[Begin LISTED RECORDS]

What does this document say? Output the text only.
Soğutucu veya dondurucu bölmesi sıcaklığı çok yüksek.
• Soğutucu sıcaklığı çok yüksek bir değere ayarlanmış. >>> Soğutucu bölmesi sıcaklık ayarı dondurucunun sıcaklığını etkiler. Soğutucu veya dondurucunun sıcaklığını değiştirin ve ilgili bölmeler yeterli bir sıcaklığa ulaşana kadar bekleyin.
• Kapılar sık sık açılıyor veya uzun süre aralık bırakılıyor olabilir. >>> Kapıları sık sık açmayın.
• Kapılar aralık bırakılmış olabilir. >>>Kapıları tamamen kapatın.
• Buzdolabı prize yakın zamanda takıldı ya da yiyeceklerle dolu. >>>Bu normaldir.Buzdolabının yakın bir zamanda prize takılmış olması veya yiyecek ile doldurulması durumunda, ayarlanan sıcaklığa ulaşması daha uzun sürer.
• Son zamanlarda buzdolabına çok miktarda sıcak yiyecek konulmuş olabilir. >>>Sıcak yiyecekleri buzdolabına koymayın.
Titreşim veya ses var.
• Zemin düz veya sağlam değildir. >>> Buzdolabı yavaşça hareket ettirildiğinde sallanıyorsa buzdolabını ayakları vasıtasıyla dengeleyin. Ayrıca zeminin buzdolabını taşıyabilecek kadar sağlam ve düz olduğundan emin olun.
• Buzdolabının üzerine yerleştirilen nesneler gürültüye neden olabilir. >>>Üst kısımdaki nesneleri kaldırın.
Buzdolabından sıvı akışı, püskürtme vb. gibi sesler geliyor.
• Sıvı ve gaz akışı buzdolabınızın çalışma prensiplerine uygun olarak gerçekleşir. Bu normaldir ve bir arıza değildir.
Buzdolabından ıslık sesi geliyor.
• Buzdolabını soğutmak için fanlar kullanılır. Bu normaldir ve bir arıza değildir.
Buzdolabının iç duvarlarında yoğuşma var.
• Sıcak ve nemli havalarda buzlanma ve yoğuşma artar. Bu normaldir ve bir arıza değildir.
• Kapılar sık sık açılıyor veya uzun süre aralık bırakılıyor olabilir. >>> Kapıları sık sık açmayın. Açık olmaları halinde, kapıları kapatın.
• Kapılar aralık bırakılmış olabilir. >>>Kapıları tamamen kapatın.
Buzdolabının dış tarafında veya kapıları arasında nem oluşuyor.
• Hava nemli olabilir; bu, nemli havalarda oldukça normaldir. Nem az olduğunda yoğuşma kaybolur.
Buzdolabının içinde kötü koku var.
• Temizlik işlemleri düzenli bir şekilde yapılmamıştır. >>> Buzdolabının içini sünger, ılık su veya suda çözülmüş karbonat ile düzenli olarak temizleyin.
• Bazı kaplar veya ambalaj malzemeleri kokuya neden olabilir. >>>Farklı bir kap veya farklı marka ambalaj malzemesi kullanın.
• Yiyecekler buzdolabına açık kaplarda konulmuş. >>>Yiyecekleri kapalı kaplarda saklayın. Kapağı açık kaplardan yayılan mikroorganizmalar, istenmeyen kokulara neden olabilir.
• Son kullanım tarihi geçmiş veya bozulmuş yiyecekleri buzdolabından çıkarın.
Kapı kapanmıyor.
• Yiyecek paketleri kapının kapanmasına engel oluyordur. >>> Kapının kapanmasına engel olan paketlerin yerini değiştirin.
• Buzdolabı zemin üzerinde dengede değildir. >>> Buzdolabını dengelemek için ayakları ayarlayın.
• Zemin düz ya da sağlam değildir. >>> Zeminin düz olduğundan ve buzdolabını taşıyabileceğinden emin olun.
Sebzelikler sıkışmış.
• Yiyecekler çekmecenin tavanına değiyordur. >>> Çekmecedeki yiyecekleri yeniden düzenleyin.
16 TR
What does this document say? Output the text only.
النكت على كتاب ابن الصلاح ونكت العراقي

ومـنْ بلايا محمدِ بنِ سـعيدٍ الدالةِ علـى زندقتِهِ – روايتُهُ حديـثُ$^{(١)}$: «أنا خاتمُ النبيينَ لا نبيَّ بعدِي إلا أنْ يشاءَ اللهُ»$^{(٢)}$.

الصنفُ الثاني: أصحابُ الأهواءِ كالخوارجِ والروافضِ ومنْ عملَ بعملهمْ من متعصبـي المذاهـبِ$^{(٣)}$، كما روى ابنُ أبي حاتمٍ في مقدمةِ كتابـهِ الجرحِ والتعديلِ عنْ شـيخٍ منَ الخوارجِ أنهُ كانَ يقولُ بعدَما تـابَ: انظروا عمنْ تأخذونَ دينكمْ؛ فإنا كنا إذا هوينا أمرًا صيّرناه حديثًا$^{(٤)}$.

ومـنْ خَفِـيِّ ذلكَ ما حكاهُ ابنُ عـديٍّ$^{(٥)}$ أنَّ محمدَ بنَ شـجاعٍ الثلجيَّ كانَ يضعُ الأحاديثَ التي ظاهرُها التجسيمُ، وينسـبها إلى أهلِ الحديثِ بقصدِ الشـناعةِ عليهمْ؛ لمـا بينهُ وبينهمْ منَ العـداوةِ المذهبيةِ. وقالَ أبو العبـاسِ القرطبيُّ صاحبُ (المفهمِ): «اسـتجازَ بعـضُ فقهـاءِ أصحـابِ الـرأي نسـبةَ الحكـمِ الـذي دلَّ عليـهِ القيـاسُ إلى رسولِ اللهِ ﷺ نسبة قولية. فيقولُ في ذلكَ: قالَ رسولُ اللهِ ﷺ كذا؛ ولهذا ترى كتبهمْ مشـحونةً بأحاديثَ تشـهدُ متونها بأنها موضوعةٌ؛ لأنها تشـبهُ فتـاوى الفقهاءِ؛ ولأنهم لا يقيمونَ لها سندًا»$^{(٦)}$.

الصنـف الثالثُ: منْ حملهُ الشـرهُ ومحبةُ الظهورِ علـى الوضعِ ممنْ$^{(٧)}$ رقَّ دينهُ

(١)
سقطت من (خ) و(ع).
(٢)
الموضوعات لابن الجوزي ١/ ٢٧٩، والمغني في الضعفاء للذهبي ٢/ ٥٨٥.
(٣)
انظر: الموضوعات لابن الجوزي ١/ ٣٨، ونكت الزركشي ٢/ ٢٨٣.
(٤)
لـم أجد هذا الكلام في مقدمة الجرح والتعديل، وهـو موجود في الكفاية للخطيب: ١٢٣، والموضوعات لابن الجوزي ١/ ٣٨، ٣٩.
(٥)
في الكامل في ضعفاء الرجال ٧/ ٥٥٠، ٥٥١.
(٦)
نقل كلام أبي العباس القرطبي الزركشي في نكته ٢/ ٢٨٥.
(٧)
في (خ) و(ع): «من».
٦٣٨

[End LISTED RECORDS]

WHAT THE EXERCISE ASKS: Go through the listing and print each line exactly as it appears.

WRITTEN RESPONSE:
What does this document say? Output the text only.
Soğutucu veya dondurucu bölmesi sıcaklığı çok yüksek.
• Soğutucu sıcaklığı çok yüksek bir değere ayarlanmış. >>> Soğutucu bölmesi sıcaklık ayarı dondurucunun sıcaklığını etkiler. Soğutucu veya dondurucunun sıcaklığını değiştirin ve ilgili bölmeler yeterli bir sıcaklığa ulaşana kadar bekleyin.
• Kapılar sık sık açılıyor veya uzun süre aralık bırakılıyor olabilir. >>> Kapıları sık sık açmayın.
• Kapılar aralık bırakılmış olabilir. >>>Kapıları tamamen kapatın.
• Buzdolabı prize yakın zamanda takıldı ya da yiyeceklerle dolu. >>>Bu normaldir.Buzdolabının yakın bir zamanda prize takılmış olması veya yiyecek ile doldurulması durumunda, ayarlanan sıcaklığa ulaşması daha uzun sürer.
• Son zamanlarda buzdolabına çok miktarda sıcak yiyecek konulmuş olabilir. >>>Sıcak yiyecekleri buzdolabına koymayın.
Titreşim veya ses var.
• Zemin düz veya sağlam değildir. >>> Buzdolabı yavaşça hareket ettirildiğinde sallanıyorsa buzdolabını ayakları vasıtasıyla dengeleyin. Ayrıca zeminin buzdolabını taşıyabilecek kadar sağlam ve düz olduğundan emin olun.
• Buzdolabının üzerine yerleştirilen nesneler gürültüye neden olabilir. >>>Üst kısımdaki nesneleri kaldırın.
Buzdolabından sıvı akışı, püskürtme vb. gibi sesler geliyor.
• Sıvı ve gaz akışı buzdolabınızın çalışma prensiplerine uygun olarak gerçekleşir. Bu normaldir ve bir arıza değildir.
Buzdolabından ıslık sesi geliyor.
• Buzdolabını soğutmak için fanlar kullanılır. Bu normaldir ve bir arıza değildir.
Buzdolabının iç duvarlarında yoğuşma var.
• Sıcak ve nemli havalarda buzlanma ve yoğuşma artar. Bu normaldir ve bir arıza değildir.
• Kapılar sık sık açılıyor veya uzun süre aralık bırakılıyor olabilir. >>> Kapıları sık sık açmayın. Açık olmaları halinde, kapıları kapatın.
• Kapılar aralık bırakılmış olabilir. >>>Kapıları tamamen kapatın.
Buzdolabının dış tarafında veya kapıları arasında nem oluşuyor.
• Hava nemli olabilir; bu, nemli havalarda oldukça normaldir. Nem az olduğunda yoğuşma kaybolur.
Buzdolabının içinde kötü koku var.
• Temizlik işlemleri düzenli bir şekilde yapılmamıştır. >>> Buzdolabının içini sünger, ılık su veya suda çözülmüş karbonat ile düzenli olarak temizleyin.
• Bazı kaplar veya ambalaj malzemeleri kokuya neden olabilir. >>>Farklı bir kap veya farklı marka ambalaj malzemesi kullanın.
• Yiyecekler buzdolabına açık kaplarda konulmuş. >>>Yiyecekleri kapalı kaplarda saklayın. Kapağı açık kaplardan yayılan mikroorganizmalar, istenmeyen kokulara neden olabilir.
• Son kullanım tarihi geçmiş veya bozulmuş yiyecekleri buzdolabından çıkarın.
Kapı kapanmıyor.
• Yiyecek paketleri kapının kapanmasına engel oluyordur. >>> Kapının kapanmasına engel olan paketlerin yerini değiştirin.
• Buzdolabı zemin üzerinde dengede değildir. >>> Buzdolabını dengelemek için ayakları ayarlayın.
• Zemin düz ya da sağlam değildir. >>> Zeminin düz olduğundan ve buzdolabını taşıyabileceğinden emin olun.
Sebzelikler sıkışmış.
• Yiyecekler çekmecenin tavanına değiyordur. >>> Çekmecedeki yiyecekleri yeniden düzenleyin.
16 TR
What does this document say? Output the text only.
النكت على كتاب ابن الصلاح ونكت العراقي

ومـنْ بلايا محمدِ بنِ سـعيدٍ الدالةِ علـى زندقتِهِ – روايتُهُ حديـثُ$^{(١)}$: «أنا خاتمُ النبيينَ لا نبيَّ بعدِي إلا أنْ يشاءَ اللهُ»$^{(٢)}$.

الصنفُ الثاني: أصحابُ الأهواءِ كالخوارجِ والروافضِ ومنْ عملَ بعملهمْ من متعصبـي المذاهـبِ$^{(٣)}$، كما روى ابنُ أبي حاتمٍ في مقدمةِ كتابـهِ الجرحِ والتعديلِ عنْ شـيخٍ منَ الخوارجِ أنهُ كانَ يقولُ بعدَما تـابَ: انظروا عمنْ تأخذونَ دينكمْ؛ فإنا كنا إذا هوينا أمرًا صيّرناه حديثًا$^{(٤)}$.

ومـنْ خَفِـيِّ ذلكَ ما حكاهُ ابنُ عـديٍّ$^{(٥)}$ أنَّ محمدَ بنَ شـجاعٍ الثلجيَّ كانَ يضعُ الأحاديثَ التي ظاهرُها التجسيمُ، وينسـبها إلى أهلِ الحديثِ بقصدِ الشـناعةِ عليهمْ؛ لمـا بينهُ وبينهمْ منَ العـداوةِ المذهبيةِ. وقالَ أبو العبـاسِ القرطبيُّ صاحبُ (المفهمِ): «اسـتجازَ بعـضُ فقهـاءِ أصحـابِ الـرأي نسـبةَ الحكـمِ الـذي دلَّ عليـهِ القيـاسُ إلى رسولِ اللهِ ﷺ نسبة قولية. فيقولُ في ذلكَ: قالَ رسولُ اللهِ ﷺ كذا؛ ولهذا ترى كتبهمْ مشـحونةً بأحاديثَ تشـهدُ متونها بأنها موضوعةٌ؛ لأنها تشـبهُ فتـاوى الفقهاءِ؛ ولأنهم لا يقيمونَ لها سندًا»$^{(٦)}$.

الصنـف الثالثُ: منْ حملهُ الشـرهُ ومحبةُ الظهورِ علـى الوضعِ ممنْ$^{(٧)}$ رقَّ دينهُ

(١)
سقطت من (خ) و(ع).
(٢)
الموضوعات لابن الجوزي ١/ ٢٧٩، والمغني في الضعفاء للذهبي ٢/ ٥٨٥.
(٣)
انظر: الموضوعات لابن الجوزي ١/ ٣٨، ونكت الزركشي ٢/ ٢٨٣.
(٤)
لـم أجد هذا الكلام في مقدمة الجرح والتعديل، وهـو موجود في الكفاية للخطيب: ١٢٣، والموضوعات لابن الجوزي ١/ ٣٨، ٣٩.
(٥)
في الكامل في ضعفاء الرجال ٧/ ٥٥٠، ٥٥١.
(٦)
نقل كلام أبي العباس القرطبي الزركشي في نكته ٢/ ٢٨٥.
(٧)
في (خ) و(ع): «من».
٦٣٨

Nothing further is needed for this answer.